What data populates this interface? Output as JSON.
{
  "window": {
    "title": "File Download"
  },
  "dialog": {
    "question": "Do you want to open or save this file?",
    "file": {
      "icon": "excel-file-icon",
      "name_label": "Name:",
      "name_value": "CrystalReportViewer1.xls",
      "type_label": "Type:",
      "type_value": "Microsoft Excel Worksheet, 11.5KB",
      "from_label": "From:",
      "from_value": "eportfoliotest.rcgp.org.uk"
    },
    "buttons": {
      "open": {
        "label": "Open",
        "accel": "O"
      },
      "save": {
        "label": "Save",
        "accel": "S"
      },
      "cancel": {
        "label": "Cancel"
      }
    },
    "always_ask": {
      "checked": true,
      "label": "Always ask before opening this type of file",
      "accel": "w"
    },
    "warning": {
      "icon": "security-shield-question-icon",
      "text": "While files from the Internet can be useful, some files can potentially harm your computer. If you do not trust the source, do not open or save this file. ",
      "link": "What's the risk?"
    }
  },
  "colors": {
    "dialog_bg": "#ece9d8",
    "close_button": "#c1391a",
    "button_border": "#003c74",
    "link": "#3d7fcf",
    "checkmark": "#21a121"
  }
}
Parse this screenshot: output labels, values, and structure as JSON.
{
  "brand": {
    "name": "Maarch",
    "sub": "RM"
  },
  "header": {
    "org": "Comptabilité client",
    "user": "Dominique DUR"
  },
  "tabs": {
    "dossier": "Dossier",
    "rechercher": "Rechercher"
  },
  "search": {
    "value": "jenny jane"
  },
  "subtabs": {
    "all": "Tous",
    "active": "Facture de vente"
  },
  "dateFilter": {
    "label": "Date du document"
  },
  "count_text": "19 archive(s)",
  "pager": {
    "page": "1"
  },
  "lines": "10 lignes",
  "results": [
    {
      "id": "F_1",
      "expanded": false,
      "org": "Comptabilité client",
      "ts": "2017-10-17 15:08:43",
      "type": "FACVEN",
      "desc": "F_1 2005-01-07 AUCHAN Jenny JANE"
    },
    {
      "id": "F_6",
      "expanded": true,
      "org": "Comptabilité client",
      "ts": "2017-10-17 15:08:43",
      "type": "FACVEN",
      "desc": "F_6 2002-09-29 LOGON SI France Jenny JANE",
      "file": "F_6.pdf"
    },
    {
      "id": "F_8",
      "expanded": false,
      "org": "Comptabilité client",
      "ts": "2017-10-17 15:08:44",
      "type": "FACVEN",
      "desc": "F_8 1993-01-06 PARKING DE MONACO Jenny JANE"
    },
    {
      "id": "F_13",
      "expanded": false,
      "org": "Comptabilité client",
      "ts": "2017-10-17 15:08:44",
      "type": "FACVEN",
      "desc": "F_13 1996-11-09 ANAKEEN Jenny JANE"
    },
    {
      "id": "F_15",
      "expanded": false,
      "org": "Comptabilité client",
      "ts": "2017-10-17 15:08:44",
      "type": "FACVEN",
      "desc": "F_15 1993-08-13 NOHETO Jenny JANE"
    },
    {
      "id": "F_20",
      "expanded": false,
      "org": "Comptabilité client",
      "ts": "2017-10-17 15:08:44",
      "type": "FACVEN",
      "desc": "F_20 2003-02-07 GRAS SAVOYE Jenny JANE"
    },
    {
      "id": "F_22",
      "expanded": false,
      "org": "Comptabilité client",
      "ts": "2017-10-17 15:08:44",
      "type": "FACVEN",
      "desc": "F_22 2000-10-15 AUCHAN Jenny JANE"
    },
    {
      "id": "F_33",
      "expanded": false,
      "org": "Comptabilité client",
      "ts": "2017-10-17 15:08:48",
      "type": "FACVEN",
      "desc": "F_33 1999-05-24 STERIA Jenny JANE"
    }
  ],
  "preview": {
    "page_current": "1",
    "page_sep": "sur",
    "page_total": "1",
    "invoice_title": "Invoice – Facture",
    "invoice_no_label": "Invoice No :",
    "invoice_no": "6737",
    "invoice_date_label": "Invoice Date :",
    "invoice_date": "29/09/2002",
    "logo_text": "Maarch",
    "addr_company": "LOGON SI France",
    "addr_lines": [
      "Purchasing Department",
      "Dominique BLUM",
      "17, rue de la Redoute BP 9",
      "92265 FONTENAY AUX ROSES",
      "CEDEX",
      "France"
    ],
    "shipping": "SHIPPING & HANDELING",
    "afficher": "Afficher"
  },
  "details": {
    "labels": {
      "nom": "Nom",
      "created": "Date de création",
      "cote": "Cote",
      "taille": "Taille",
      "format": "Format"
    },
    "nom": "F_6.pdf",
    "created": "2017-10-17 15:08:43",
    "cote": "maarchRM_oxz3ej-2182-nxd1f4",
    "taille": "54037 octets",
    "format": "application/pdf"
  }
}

■ Work to be completed
Transcribe the data above in full, exactly.

■ Solution to this task
What data populates this interface? Output as JSON.
{
  "window": {
    "title": "File Download"
  },
  "dialog": {
    "question": "Do you want to open or save this file?",
    "file": {
      "icon": "excel-file-icon",
      "name_label": "Name:",
      "name_value": "CrystalReportViewer1.xls",
      "type_label": "Type:",
      "type_value": "Microsoft Excel Worksheet, 11.5KB",
      "from_label": "From:",
      "from_value": "eportfoliotest.rcgp.org.uk"
    },
    "buttons": {
      "open": {
        "label": "Open",
        "accel": "O"
      },
      "save": {
        "label": "Save",
        "accel": "S"
      },
      "cancel": {
        "label": "Cancel"
      }
    },
    "always_ask": {
      "checked": true,
      "label": "Always ask before opening this type of file",
      "accel": "w"
    },
    "warning": {
      "icon": "security-shield-question-icon",
      "text": "While files from the Internet can be useful, some files can potentially harm your computer. If you do not trust the source, do not open or save this file. ",
      "link": "What's the risk?"
    }
  },
  "colors": {
    "dialog_bg": "#ece9d8",
    "close_button": "#c1391a",
    "button_border": "#003c74",
    "link": "#3d7fcf",
    "checkmark": "#21a121"
  }
}
Parse this screenshot: output labels, values, and structure as JSON.
{
  "brand": {
    "name": "Maarch",
    "sub": "RM"
  },
  "header": {
    "org": "Comptabilité client",
    "user": "Dominique DUR"
  },
  "tabs": {
    "dossier": "Dossier",
    "rechercher": "Rechercher"
  },
  "search": {
    "value": "jenny jane"
  },
  "subtabs": {
    "all": "Tous",
    "active": "Facture de vente"
  },
  "dateFilter": {
    "label": "Date du document"
  },
  "count_text": "19 archive(s)",
  "pager": {
    "page": "1"
  },
  "lines": "10 lignes",
  "results": [
    {
      "id": "F_1",
      "expanded": false,
      "org": "Comptabilité client",
      "ts": "2017-10-17 15:08:43",
      "type": "FACVEN",
      "desc": "F_1 2005-01-07 AUCHAN Jenny JANE"
    },
    {
      "id": "F_6",
      "expanded": true,
      "org": "Comptabilité client",
      "ts": "2017-10-17 15:08:43",
      "type": "FACVEN",
      "desc": "F_6 2002-09-29 LOGON SI France Jenny JANE",
      "file": "F_6.pdf"
    },
    {
      "id": "F_8",
      "expanded": false,
      "org": "Comptabilité client",
      "ts": "2017-10-17 15:08:44",
      "type": "FACVEN",
      "desc": "F_8 1993-01-06 PARKING DE MONACO Jenny JANE"
    },
    {
      "id": "F_13",
      "expanded": false,
      "org": "Comptabilité client",
      "ts": "2017-10-17 15:08:44",
      "type": "FACVEN",
      "desc": "F_13 1996-11-09 ANAKEEN Jenny JANE"
    },
    {
      "id": "F_15",
      "expanded": false,
      "org": "Comptabilité client",
      "ts": "2017-10-17 15:08:44",
      "type": "FACVEN",
      "desc": "F_15 1993-08-13 NOHETO Jenny JANE"
    },
    {
      "id": "F_20",
      "expanded": false,
      "org": "Comptabilité client",
      "ts": "2017-10-17 15:08:44",
      "type": "FACVEN",
      "desc": "F_20 2003-02-07 GRAS SAVOYE Jenny JANE"
    },
    {
      "id": "F_22",
      "expanded": false,
      "org": "Comptabilité client",
      "ts": "2017-10-17 15:08:44",
      "type": "FACVEN",
      "desc": "F_22 2000-10-15 AUCHAN Jenny JANE"
    },
    {
      "id": "F_33",
      "expanded": false,
      "org": "Comptabilité client",
      "ts": "2017-10-17 15:08:48",
      "type": "FACVEN",
      "desc": "F_33 1999-05-24 STERIA Jenny JANE"
    }
  ],
  "preview": {
    "page_current": "1",
    "page_sep": "sur",
    "page_total": "1",
    "invoice_title": "Invoice – Facture",
    "invoice_no_label": "Invoice No :",
    "invoice_no": "6737",
    "invoice_date_label": "Invoice Date :",
    "invoice_date": "29/09/2002",
    "logo_text": "Maarch",
    "addr_company": "LOGON SI France",
    "addr_lines": [
      "Purchasing Department",
      "Dominique BLUM",
      "17, rue de la Redoute BP 9",
      "92265 FONTENAY AUX ROSES",
      "CEDEX",
      "France"
    ],
    "shipping": "SHIPPING & HANDELING",
    "afficher": "Afficher"
  },
  "details": {
    "labels": {
      "nom": "Nom",
      "created": "Date de création",
      "cote": "Cote",
      "taille": "Taille",
      "format": "Format"
    },
    "nom": "F_6.pdf",
    "created": "2017-10-17 15:08:43",
    "cote": "maarchRM_oxz3ej-2182-nxd1f4",
    "taille": "54037 octets",
    "format": "application/pdf"
  }
}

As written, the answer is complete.